--- Begin PROVIDED ENTRIES ---

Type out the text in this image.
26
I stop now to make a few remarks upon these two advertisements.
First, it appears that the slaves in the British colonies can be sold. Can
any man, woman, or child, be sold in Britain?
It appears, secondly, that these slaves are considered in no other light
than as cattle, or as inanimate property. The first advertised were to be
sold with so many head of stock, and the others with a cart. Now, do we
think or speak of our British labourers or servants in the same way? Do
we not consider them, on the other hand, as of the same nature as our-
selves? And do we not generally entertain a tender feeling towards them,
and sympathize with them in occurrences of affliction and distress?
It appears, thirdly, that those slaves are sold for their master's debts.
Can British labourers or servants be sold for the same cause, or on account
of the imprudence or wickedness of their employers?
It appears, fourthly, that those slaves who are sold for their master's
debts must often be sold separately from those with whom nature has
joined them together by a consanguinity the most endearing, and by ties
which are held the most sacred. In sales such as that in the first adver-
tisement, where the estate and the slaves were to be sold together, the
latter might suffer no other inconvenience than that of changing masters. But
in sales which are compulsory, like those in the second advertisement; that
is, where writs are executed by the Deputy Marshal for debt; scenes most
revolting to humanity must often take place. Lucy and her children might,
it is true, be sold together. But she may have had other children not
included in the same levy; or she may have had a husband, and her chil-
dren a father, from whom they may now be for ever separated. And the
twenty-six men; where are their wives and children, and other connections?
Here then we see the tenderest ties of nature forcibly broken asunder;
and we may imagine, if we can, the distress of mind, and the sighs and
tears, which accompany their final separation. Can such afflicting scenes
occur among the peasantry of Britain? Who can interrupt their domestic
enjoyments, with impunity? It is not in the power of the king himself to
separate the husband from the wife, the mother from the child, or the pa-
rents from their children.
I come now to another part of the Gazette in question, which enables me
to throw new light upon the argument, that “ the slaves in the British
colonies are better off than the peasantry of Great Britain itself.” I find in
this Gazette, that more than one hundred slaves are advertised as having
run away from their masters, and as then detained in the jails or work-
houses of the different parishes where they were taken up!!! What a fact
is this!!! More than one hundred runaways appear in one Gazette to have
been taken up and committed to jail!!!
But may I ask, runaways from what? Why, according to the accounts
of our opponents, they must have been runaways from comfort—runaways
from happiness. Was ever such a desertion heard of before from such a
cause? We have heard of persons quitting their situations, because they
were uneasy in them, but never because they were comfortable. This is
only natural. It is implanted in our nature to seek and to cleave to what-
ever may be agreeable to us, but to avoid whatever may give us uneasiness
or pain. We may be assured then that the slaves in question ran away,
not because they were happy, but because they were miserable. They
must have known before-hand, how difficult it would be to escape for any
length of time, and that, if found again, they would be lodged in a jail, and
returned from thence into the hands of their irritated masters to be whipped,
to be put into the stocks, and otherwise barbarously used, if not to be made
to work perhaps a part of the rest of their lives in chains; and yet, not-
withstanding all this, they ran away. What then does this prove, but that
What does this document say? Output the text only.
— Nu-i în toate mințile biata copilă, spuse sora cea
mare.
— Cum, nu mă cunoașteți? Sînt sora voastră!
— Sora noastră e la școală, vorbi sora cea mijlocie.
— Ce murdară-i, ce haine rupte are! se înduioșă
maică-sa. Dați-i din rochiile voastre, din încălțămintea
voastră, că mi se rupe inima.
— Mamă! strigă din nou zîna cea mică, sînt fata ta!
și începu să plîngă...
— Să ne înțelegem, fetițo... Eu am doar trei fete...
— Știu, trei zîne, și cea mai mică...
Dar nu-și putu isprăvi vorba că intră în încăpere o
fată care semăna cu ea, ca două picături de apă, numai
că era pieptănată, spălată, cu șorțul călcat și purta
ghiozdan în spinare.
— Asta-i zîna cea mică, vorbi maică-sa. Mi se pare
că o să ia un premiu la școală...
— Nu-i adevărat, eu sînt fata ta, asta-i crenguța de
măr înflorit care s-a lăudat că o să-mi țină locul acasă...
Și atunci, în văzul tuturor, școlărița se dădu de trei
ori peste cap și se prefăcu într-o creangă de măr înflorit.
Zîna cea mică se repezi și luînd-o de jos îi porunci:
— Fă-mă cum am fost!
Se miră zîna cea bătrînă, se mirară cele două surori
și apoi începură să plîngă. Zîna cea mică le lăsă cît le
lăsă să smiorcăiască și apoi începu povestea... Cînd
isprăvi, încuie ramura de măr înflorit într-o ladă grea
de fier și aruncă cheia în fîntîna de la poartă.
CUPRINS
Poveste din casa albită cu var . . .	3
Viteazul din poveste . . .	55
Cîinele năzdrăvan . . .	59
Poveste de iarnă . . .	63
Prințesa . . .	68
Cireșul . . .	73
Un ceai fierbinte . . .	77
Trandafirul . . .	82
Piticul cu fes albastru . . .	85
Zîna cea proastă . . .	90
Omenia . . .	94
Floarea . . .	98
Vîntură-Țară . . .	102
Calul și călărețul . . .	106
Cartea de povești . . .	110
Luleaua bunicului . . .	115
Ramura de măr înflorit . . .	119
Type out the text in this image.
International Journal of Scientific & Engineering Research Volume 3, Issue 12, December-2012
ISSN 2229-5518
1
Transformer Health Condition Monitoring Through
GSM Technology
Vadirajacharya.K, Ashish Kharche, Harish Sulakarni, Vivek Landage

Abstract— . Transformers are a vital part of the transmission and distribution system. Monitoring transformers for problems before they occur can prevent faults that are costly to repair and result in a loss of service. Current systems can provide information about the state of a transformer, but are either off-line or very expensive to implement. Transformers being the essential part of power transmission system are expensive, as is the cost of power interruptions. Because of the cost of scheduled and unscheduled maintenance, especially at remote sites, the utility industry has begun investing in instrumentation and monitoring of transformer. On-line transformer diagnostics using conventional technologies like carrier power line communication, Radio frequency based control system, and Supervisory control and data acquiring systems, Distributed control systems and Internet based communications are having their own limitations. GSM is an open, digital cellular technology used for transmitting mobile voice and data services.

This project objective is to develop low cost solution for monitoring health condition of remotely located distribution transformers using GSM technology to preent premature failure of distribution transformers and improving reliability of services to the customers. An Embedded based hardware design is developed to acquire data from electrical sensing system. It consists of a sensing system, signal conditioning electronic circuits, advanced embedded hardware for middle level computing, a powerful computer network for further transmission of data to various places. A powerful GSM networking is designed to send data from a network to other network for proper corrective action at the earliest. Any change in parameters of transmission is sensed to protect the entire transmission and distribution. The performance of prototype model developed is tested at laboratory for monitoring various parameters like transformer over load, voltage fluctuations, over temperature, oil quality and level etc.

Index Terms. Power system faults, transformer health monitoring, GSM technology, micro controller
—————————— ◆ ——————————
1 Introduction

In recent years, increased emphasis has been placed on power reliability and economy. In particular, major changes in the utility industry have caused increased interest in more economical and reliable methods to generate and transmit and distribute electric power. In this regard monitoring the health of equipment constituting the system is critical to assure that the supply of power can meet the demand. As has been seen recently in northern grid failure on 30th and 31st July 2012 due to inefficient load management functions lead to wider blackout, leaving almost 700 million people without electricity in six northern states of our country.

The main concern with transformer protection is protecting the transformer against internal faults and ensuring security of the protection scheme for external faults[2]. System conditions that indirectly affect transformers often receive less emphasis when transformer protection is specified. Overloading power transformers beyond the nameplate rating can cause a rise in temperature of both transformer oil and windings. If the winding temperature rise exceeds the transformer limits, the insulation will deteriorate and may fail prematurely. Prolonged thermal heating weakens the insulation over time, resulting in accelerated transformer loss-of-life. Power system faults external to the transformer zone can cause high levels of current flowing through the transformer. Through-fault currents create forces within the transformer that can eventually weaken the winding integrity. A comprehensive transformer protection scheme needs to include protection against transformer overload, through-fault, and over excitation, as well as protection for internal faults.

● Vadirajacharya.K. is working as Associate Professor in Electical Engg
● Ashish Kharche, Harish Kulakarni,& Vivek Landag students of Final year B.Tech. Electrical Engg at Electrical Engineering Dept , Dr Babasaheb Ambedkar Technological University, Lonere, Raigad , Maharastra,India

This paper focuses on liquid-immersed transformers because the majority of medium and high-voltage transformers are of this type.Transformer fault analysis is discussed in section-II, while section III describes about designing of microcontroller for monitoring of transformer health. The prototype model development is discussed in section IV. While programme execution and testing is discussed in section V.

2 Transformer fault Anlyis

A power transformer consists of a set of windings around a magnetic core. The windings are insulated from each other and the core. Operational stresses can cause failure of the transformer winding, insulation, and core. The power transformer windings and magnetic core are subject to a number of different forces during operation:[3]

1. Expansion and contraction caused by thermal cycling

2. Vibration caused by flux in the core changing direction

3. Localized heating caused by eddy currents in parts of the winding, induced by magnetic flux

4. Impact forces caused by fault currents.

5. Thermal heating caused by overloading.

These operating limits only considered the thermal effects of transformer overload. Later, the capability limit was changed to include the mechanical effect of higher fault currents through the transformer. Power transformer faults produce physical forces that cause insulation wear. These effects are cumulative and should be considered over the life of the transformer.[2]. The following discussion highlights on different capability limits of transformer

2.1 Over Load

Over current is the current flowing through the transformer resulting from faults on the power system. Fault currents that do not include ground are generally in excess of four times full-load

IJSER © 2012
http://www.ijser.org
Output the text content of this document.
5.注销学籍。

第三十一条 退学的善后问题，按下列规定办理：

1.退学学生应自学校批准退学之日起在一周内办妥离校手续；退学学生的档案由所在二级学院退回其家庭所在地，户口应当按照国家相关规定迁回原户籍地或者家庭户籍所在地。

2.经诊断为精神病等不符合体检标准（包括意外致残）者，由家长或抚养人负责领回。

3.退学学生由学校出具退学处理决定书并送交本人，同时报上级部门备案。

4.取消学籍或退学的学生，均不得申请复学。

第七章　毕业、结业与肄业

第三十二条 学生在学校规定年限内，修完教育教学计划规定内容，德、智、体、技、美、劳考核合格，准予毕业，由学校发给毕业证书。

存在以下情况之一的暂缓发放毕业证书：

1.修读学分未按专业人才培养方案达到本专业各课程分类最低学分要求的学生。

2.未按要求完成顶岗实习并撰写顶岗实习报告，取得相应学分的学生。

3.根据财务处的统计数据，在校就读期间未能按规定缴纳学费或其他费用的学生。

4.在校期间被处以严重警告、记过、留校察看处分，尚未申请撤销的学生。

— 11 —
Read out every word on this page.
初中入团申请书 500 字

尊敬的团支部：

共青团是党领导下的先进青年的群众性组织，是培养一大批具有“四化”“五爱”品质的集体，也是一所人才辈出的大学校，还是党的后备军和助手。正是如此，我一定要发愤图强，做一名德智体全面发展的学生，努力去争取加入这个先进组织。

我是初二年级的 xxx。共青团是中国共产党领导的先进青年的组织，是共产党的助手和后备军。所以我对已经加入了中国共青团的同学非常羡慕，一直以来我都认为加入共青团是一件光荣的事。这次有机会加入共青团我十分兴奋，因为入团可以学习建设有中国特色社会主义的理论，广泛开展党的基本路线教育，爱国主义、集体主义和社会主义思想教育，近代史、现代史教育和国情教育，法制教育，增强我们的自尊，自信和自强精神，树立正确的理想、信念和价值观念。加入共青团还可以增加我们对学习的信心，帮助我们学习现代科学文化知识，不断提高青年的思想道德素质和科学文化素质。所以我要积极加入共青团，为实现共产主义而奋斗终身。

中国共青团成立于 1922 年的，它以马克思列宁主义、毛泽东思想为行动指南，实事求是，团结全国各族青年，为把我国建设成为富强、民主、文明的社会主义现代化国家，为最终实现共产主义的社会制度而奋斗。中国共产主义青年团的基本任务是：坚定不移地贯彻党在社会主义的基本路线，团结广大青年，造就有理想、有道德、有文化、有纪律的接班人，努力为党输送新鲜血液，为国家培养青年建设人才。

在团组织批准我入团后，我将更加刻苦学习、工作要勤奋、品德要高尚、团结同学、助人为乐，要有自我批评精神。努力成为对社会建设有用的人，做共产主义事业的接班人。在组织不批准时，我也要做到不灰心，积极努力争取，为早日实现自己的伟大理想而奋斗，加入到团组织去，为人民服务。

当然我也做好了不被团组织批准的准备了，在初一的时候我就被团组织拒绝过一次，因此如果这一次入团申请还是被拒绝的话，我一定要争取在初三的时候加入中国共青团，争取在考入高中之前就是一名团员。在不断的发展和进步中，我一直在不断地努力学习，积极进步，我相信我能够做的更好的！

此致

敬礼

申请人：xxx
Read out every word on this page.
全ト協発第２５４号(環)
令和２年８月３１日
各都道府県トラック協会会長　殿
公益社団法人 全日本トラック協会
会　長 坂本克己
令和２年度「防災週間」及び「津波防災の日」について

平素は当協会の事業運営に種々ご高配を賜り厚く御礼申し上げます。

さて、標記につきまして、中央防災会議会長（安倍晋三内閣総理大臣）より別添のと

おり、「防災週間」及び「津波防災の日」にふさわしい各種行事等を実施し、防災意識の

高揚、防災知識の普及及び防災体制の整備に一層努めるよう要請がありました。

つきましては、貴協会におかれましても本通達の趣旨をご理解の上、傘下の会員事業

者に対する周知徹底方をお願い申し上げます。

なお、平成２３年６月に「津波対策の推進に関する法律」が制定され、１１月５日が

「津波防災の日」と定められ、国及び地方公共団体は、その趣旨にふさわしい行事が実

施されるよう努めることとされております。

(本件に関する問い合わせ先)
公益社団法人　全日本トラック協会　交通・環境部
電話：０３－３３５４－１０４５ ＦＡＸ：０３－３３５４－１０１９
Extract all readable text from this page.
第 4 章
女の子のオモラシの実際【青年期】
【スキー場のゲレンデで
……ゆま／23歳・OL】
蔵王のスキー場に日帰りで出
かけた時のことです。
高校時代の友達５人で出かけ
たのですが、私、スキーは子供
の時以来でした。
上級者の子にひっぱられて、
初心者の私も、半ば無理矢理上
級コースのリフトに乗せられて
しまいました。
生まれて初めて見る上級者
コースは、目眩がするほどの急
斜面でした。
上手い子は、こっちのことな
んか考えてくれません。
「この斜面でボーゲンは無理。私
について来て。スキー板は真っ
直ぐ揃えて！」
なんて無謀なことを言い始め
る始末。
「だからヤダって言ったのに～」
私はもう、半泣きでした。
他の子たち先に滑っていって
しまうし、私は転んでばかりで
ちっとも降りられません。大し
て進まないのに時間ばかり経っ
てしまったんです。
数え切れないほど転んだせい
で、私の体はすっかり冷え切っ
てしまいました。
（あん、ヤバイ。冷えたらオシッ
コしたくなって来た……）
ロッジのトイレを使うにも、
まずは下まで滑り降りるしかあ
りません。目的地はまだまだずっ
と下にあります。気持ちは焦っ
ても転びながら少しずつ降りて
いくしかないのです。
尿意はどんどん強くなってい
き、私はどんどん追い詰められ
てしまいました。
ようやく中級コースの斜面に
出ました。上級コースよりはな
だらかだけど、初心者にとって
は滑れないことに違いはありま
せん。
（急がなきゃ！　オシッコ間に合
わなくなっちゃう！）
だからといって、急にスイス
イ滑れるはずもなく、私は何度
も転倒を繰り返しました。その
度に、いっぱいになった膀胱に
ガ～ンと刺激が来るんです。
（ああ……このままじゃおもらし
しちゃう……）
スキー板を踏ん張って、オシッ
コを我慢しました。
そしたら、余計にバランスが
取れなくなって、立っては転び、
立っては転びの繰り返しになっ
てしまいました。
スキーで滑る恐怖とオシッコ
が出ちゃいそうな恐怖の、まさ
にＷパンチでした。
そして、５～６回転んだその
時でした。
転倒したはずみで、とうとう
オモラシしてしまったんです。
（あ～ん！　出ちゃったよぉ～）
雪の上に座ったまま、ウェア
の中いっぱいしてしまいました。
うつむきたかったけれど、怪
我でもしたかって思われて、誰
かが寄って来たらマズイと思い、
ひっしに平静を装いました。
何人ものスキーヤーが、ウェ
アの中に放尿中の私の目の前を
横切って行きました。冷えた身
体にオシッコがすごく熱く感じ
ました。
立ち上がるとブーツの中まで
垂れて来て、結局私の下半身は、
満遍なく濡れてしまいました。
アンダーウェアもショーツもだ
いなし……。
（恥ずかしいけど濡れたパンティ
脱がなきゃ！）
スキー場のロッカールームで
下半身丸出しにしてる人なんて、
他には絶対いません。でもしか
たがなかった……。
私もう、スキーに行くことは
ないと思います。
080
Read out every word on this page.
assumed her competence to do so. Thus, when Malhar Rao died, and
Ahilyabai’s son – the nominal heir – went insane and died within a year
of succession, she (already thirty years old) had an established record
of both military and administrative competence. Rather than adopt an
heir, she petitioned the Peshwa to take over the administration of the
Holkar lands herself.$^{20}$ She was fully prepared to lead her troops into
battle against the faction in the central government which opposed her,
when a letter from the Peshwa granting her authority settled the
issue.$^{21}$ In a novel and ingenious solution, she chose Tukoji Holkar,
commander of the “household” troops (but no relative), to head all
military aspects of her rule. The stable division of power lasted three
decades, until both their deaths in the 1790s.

--- End PROVIDED ENTRIES ---

▶ **WRITTEN INSTRUCTION**
Return each line in the records that holds the string "children".

▶ **TASK SOLUTION**
revolting to humanity must often take place. Lucy and her children might,
it is true, be sold together. But she may have had other children not
twenty-six men; where are their wives and children, and other connections?
rents from their children.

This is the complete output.